### THE REQUEST
Gather each line in the entries that includes the string "Γιώργος".
— begin INPUT ROWS —
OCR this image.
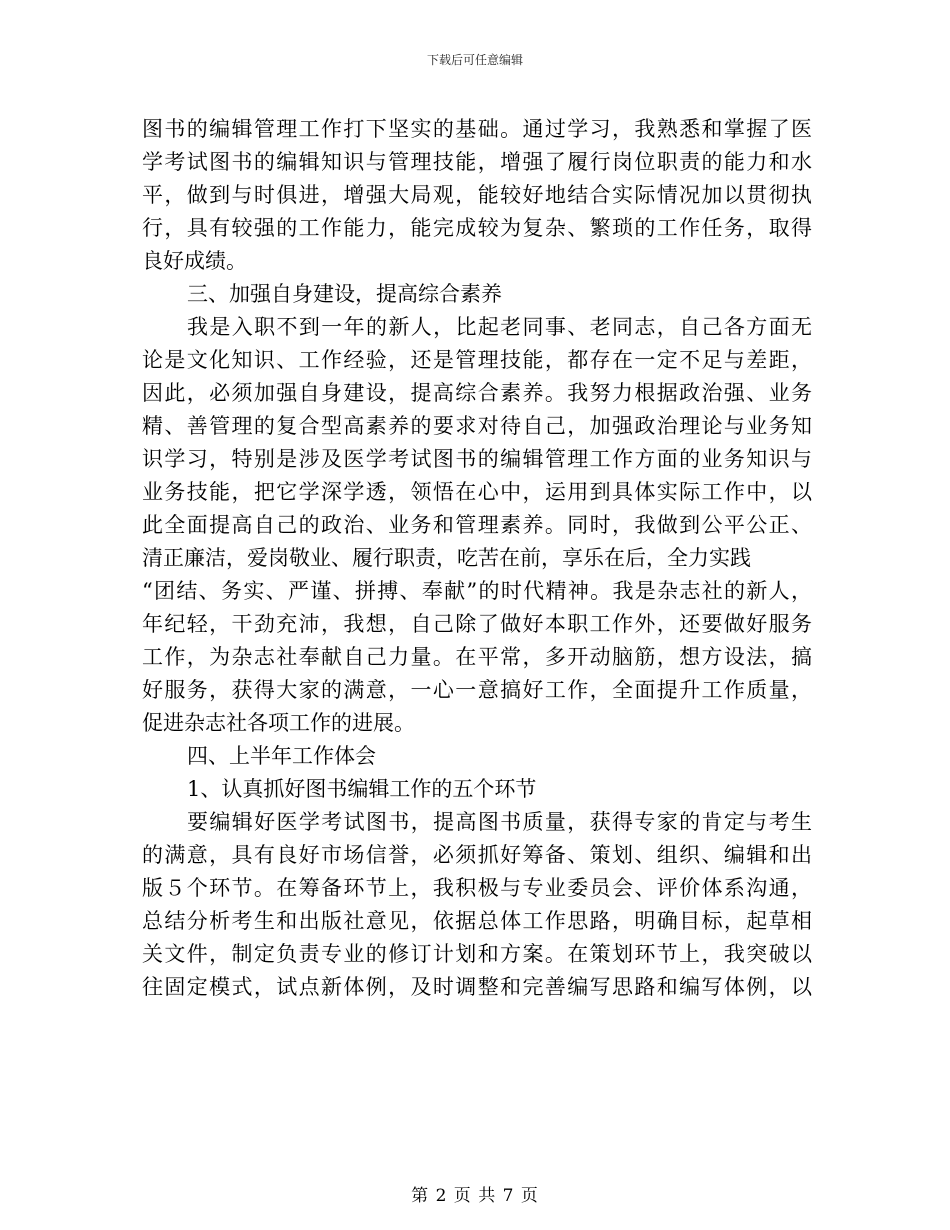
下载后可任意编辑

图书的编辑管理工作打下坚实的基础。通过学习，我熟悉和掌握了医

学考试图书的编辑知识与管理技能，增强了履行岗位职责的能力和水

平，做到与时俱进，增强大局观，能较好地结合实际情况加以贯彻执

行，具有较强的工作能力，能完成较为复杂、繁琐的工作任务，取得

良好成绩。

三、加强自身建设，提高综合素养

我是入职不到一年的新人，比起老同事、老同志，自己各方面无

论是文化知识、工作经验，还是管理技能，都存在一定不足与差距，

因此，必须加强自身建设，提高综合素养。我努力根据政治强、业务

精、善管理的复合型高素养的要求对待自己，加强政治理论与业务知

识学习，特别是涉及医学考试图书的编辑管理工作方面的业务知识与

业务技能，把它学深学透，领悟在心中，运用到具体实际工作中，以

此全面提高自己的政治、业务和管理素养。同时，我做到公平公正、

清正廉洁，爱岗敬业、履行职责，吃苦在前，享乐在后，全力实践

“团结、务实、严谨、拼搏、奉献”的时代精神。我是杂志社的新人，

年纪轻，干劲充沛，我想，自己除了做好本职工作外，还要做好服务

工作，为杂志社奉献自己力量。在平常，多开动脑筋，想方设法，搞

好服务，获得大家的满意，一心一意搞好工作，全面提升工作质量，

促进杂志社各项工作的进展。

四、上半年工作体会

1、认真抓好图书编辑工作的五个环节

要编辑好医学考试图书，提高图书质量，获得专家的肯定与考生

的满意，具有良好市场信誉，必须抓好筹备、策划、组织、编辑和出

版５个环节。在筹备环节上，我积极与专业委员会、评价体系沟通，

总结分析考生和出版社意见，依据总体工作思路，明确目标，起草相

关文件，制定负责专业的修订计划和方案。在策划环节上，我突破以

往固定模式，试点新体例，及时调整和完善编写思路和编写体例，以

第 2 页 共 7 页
— end INPUT ROWS —
— begin INPUT ROWS —
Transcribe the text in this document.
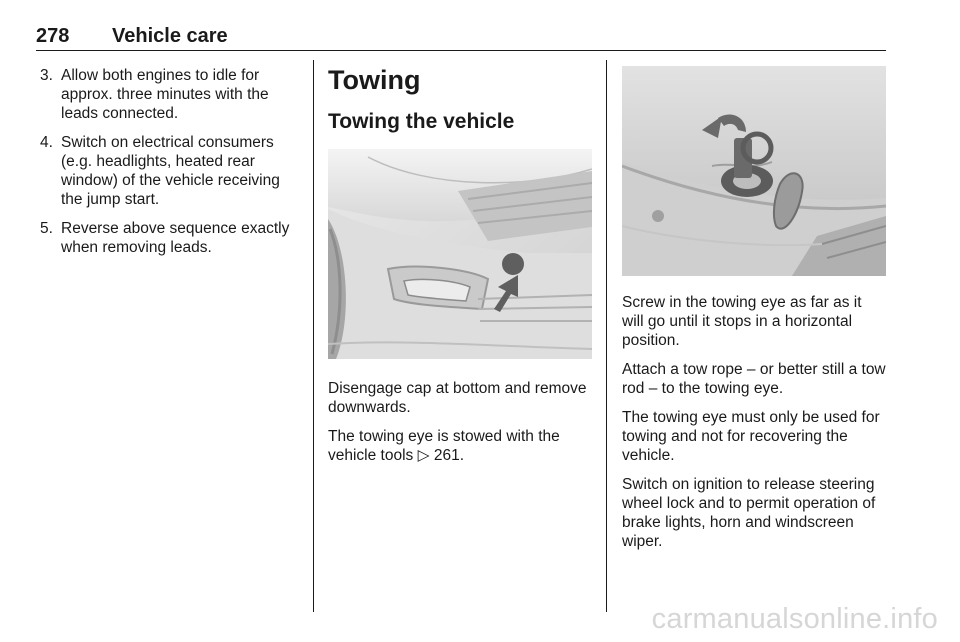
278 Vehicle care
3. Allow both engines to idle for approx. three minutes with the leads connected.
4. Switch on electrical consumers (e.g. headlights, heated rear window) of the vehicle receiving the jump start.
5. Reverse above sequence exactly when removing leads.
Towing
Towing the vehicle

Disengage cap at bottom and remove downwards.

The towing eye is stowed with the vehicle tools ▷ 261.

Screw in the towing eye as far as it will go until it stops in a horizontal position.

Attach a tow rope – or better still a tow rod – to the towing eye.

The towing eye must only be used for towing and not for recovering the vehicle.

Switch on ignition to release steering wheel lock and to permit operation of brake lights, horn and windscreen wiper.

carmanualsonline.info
— end INPUT ROWS —
— begin INPUT ROWS —
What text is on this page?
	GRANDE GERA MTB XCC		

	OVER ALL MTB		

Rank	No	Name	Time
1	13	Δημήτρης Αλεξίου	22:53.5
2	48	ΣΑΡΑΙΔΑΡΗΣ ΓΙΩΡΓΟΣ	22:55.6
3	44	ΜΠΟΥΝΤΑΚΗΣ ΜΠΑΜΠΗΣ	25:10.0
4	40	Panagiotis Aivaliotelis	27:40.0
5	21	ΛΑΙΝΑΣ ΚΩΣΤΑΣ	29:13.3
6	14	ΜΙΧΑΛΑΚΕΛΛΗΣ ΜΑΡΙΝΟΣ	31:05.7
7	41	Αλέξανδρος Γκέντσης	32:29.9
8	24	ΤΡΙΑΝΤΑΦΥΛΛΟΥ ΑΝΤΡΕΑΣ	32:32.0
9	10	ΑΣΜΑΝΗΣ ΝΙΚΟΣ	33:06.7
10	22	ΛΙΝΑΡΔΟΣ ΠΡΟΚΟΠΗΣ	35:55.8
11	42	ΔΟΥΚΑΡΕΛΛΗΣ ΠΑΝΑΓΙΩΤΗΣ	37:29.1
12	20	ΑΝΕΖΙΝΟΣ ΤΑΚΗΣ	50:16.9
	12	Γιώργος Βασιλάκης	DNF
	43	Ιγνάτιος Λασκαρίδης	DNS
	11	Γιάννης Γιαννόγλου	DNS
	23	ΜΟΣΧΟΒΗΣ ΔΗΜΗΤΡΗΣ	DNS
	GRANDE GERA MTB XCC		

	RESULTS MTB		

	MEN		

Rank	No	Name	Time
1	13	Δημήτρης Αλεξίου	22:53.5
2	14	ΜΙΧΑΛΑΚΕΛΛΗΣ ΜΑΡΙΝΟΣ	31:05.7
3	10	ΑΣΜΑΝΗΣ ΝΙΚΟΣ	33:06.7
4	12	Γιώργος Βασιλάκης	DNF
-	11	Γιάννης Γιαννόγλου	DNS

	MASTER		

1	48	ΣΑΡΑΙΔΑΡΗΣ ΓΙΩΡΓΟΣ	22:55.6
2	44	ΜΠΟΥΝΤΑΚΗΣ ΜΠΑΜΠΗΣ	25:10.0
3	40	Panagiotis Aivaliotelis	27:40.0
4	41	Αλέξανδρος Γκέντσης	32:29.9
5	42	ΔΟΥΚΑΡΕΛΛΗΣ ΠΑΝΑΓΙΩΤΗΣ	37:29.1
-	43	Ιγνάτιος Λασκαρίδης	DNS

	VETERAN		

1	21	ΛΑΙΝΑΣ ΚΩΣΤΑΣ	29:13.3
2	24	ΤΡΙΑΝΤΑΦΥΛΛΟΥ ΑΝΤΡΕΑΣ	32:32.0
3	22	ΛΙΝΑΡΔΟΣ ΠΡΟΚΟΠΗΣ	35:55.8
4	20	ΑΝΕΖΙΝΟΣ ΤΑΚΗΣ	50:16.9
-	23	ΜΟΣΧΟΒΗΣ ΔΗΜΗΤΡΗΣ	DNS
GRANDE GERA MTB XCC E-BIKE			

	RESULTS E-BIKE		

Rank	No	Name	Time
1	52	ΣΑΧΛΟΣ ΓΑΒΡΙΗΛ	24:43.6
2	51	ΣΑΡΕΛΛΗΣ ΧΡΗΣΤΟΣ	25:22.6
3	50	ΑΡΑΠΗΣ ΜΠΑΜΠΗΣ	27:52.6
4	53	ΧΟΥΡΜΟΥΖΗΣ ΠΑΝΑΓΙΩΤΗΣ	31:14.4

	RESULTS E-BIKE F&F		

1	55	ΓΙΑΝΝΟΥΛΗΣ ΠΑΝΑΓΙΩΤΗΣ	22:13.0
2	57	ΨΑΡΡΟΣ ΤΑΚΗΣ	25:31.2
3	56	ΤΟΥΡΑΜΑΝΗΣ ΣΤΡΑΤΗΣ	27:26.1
— end INPUT ROWS —
### SOLVED PROBLEM
	12	Γιώργος Βασιλάκης	DNF
4	12	Γιώργος Βασιλάκης	DNF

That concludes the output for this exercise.